-- Requirement --
Write out the full listing again, exactly as it stands.

_ _ _ _ _

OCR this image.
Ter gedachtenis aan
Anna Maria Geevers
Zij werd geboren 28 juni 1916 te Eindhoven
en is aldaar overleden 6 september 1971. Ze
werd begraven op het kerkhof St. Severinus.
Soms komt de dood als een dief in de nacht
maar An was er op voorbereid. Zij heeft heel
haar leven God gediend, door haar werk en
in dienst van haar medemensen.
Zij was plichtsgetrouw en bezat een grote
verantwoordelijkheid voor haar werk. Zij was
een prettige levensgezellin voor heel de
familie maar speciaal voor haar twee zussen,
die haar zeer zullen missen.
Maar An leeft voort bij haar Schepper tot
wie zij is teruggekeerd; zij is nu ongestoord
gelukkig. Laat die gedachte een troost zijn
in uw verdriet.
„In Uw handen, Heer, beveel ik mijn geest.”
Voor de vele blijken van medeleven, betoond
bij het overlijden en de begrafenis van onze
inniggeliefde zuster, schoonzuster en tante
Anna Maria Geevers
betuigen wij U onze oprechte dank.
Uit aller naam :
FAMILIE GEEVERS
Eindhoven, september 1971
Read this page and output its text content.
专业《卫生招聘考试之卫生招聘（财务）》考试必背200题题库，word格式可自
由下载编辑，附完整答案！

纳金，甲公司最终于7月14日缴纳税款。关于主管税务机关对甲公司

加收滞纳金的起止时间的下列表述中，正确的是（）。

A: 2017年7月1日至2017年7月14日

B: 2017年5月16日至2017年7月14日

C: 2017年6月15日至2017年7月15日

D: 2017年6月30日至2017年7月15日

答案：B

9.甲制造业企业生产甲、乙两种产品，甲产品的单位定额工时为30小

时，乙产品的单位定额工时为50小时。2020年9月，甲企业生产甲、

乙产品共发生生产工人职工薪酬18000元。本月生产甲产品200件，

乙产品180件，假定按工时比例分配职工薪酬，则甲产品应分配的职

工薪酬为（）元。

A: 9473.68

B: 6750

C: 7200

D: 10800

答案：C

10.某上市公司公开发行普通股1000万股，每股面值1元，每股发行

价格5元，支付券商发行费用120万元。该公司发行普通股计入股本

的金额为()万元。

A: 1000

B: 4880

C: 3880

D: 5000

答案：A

_ _ _ _ _

-- Correct result --
OCR this image.
Ter gedachtenis aan
Anna Maria Geevers
Zij werd geboren 28 juni 1916 te Eindhoven
en is aldaar overleden 6 september 1971. Ze
werd begraven op het kerkhof St. Severinus.
Soms komt de dood als een dief in de nacht
maar An was er op voorbereid. Zij heeft heel
haar leven God gediend, door haar werk en
in dienst van haar medemensen.
Zij was plichtsgetrouw en bezat een grote
verantwoordelijkheid voor haar werk. Zij was
een prettige levensgezellin voor heel de
familie maar speciaal voor haar twee zussen,
die haar zeer zullen missen.
Maar An leeft voort bij haar Schepper tot
wie zij is teruggekeerd; zij is nu ongestoord
gelukkig. Laat die gedachte een troost zijn
in uw verdriet.
„In Uw handen, Heer, beveel ik mijn geest.”
Voor de vele blijken van medeleven, betoond
bij het overlijden en de begrafenis van onze
inniggeliefde zuster, schoonzuster en tante
Anna Maria Geevers
betuigen wij U onze oprechte dank.
Uit aller naam :
FAMILIE GEEVERS
Eindhoven, september 1971
Read this page and output its text content.
专业《卫生招聘考试之卫生招聘（财务）》考试必背200题题库，word格式可自
由下载编辑，附完整答案！

纳金，甲公司最终于7月14日缴纳税款。关于主管税务机关对甲公司

加收滞纳金的起止时间的下列表述中，正确的是（）。

A: 2017年7月1日至2017年7月14日

B: 2017年5月16日至2017年7月14日

C: 2017年6月15日至2017年7月15日

D: 2017年6月30日至2017年7月15日

答案：B

9.甲制造业企业生产甲、乙两种产品，甲产品的单位定额工时为30小

时，乙产品的单位定额工时为50小时。2020年9月，甲企业生产甲、

乙产品共发生生产工人职工薪酬18000元。本月生产甲产品200件，

乙产品180件，假定按工时比例分配职工薪酬，则甲产品应分配的职

工薪酬为（）元。

A: 9473.68

B: 6750

C: 7200

D: 10800

答案：C

10.某上市公司公开发行普通股1000万股，每股面值1元，每股发行

价格5元，支付券商发行费用120万元。该公司发行普通股计入股本

的金额为()万元。

A: 1000

B: 4880

C: 3880

D: 5000

答案：A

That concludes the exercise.